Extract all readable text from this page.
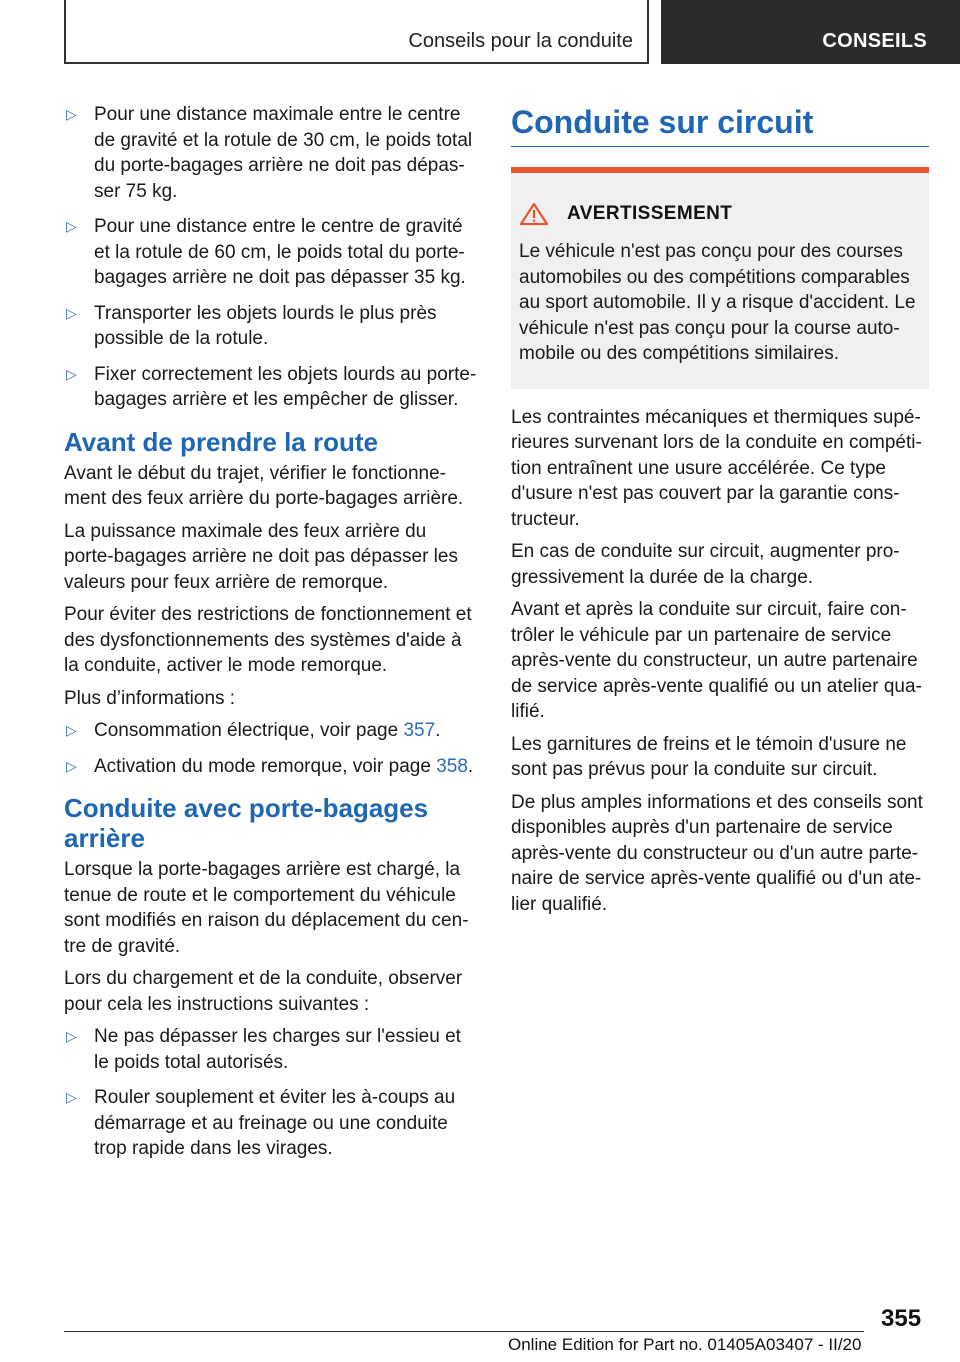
Conseils pour la conduite	CONSEILS
▷ Pour une distance maximale entre le centre de gravité et la rotule de 30 cm, le poids total du porte-bagages arrière ne doit pas dépas-ser 75 kg.
▷ Pour une distance entre le centre de gravité et la rotule de 60 cm, le poids total du porte-bagages arrière ne doit pas dépasser 35 kg.
▷ Transporter les objets lourds le plus près possible de la rotule.
▷ Fixer correctement les objets lourds au porte-bagages arrière et les empêcher de glisser.
Avant de prendre la route

Avant le début du trajet, vérifier le fonctionne-ment des feux arrière du porte-bagages arrière.

La puissance maximale des feux arrière du porte-bagages arrière ne doit pas dépasser les valeurs pour feux arrière de remorque.

Pour éviter des restrictions de fonctionnement et des dysfonctionnements des systèmes d'aide à la conduite, activer le mode remorque.

Plus d’informations :

▷ Consommation électrique, voir page 357.
▷ Activation du mode remorque, voir page 358.
Conduite avec porte-bagages arrière

Lorsque la porte-bagages arrière est chargé, la tenue de route et le comportement du véhicule sont modifiés en raison du déplacement du cen-tre de gravité.

Lors du chargement et de la conduite, observer pour cela les instructions suivantes :

▷ Ne pas dépasser les charges sur l'essieu et le poids total autorisés.
▷ Rouler souplement et éviter les à-coups au démarrage et au freinage ou une conduite trop rapide dans les virages.
Conduite sur circuit
AVERTISSEMENT
Le véhicule n'est pas conçu pour des courses automobiles ou des compétitions comparables au sport automobile. Il y a risque d'accident. Le véhicule n'est pas conçu pour la course auto-mobile ou des compétitions similaires.

Les contraintes mécaniques et thermiques supé-rieures survenant lors de la conduite en compéti-tion entraînent une usure accélérée. Ce type d'usure n'est pas couvert par la garantie cons-tructeur.

En cas de conduite sur circuit, augmenter pro-gressivement la durée de la charge.

Avant et après la conduite sur circuit, faire con-trôler le véhicule par un partenaire de service après-vente du constructeur, un autre partenaire de service après-vente qualifié ou un atelier qua-lifié.

Les garnitures de freins et le témoin d'usure ne sont pas prévus pour la conduite sur circuit.

De plus amples informations et des conseils sont disponibles auprès d'un partenaire de service après-vente du constructeur ou d'un autre parte-naire de service après-vente qualifié ou d'un ate-lier qualifié.

355
Online Edition for Part no. 01405A03407 - II/20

EXERCISE. Copy all lines from the entries that contain the word "maximale".

OUTPUT FOR THIS TASK.
▷ Pour une distance maximale entre le centre de gravité et la rotule de 30 cm, le poids total du porte-bagages arrière ne doit pas dépas-ser 75 kg.
La puissance maximale des feux arrière du porte-bagages arrière ne doit pas dépasser les valeurs pour feux arrière de remorque.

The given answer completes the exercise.